Job> Every line below that contains "saknas" is to be copied.

────────────────────────────────────────

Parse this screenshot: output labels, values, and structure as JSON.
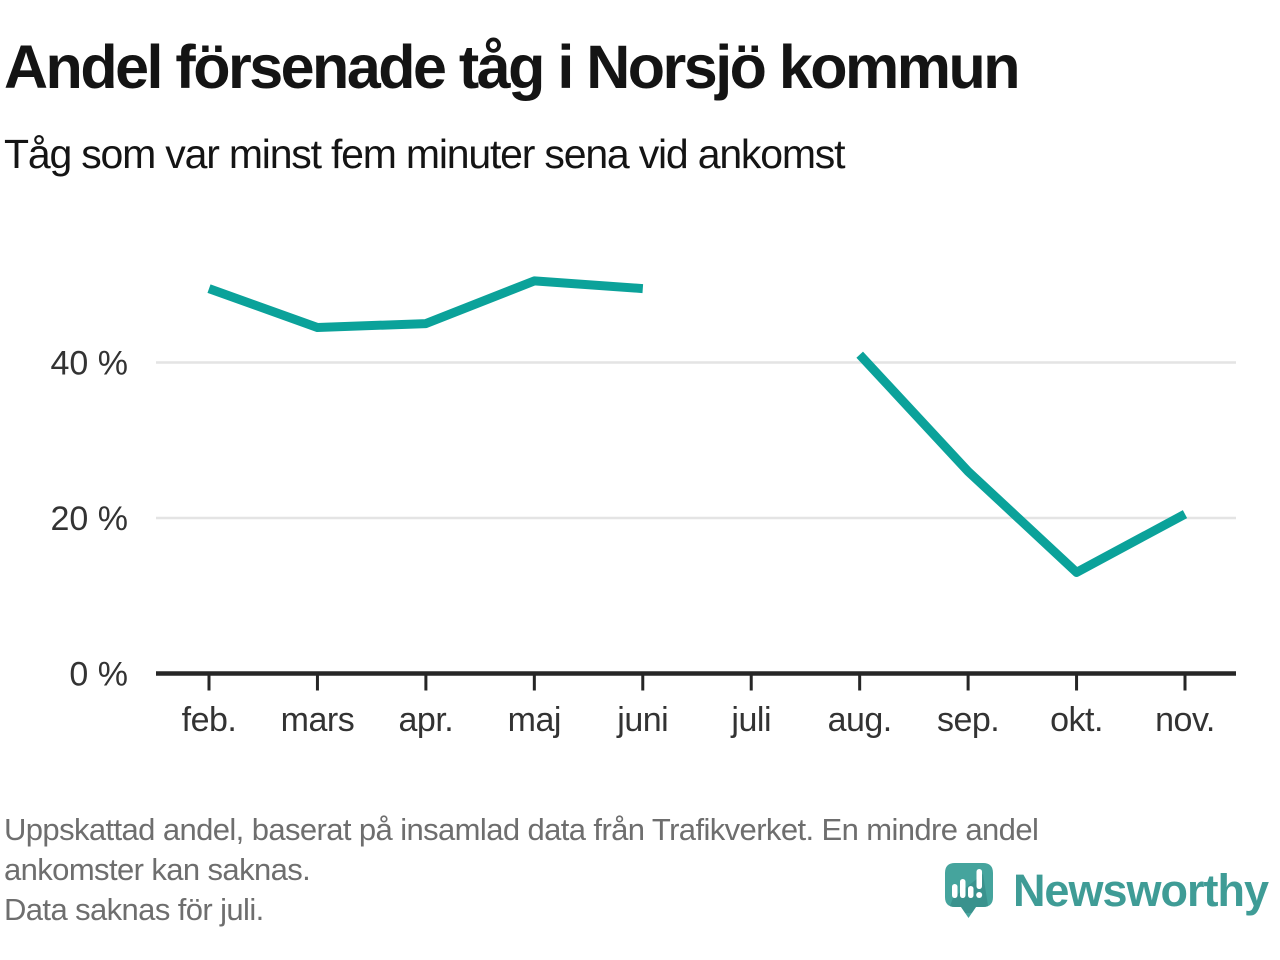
{
  "header": {
    "title": "Andel försenade tåg i Norsjö kommun",
    "subtitle": "Tåg som var minst fem minuter sena vid ankomst"
  },
  "chart_data": {
    "type": "line",
    "series_name": "Andel försenade tåg",
    "categories": [
      "feb.",
      "mars",
      "apr.",
      "maj",
      "juni",
      "juli",
      "aug.",
      "sep.",
      "okt.",
      "nov."
    ],
    "values": [
      49.5,
      44.5,
      45,
      50.5,
      49.5,
      null,
      41,
      26,
      13,
      20.5
    ],
    "unit": "%",
    "missing_categories": [
      "juli"
    ],
    "y_ticks": [
      0,
      20,
      40
    ],
    "y_tick_labels": [
      "0 %",
      "20 %",
      "40 %"
    ],
    "ylim": [
      0,
      55
    ],
    "grid": "horizontal-light",
    "legend": "none",
    "title": "Andel försenade tåg i Norsjö kommun",
    "subtitle": "Tåg som var minst fem minuter sena vid ankomst"
  },
  "footer": {
    "lines": [
      "Uppskattad andel, baserat på insamlad data från Trafikverket. En mindre andel",
      "ankomster kan saknas.",
      "Data saknas för juli."
    ]
  },
  "logo": {
    "brand": "Newsworthy",
    "icon": "newsworthy-speech-bubble-bars-icon"
  },
  "colors": {
    "line": "#0ba29a",
    "grid": "#e4e4e4",
    "axis": "#262626",
    "tick_label": "#333333",
    "title_text": "#141414",
    "footer_text": "#6e6e6e",
    "brand_teal": "#3f9c96",
    "logo_fill": "#45a49d",
    "logo_shadow": "#32837f"
  }
}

────────────────────────────────────────

Solved problem>
      "ankomster kan saknas.",
      "Data saknas för juli."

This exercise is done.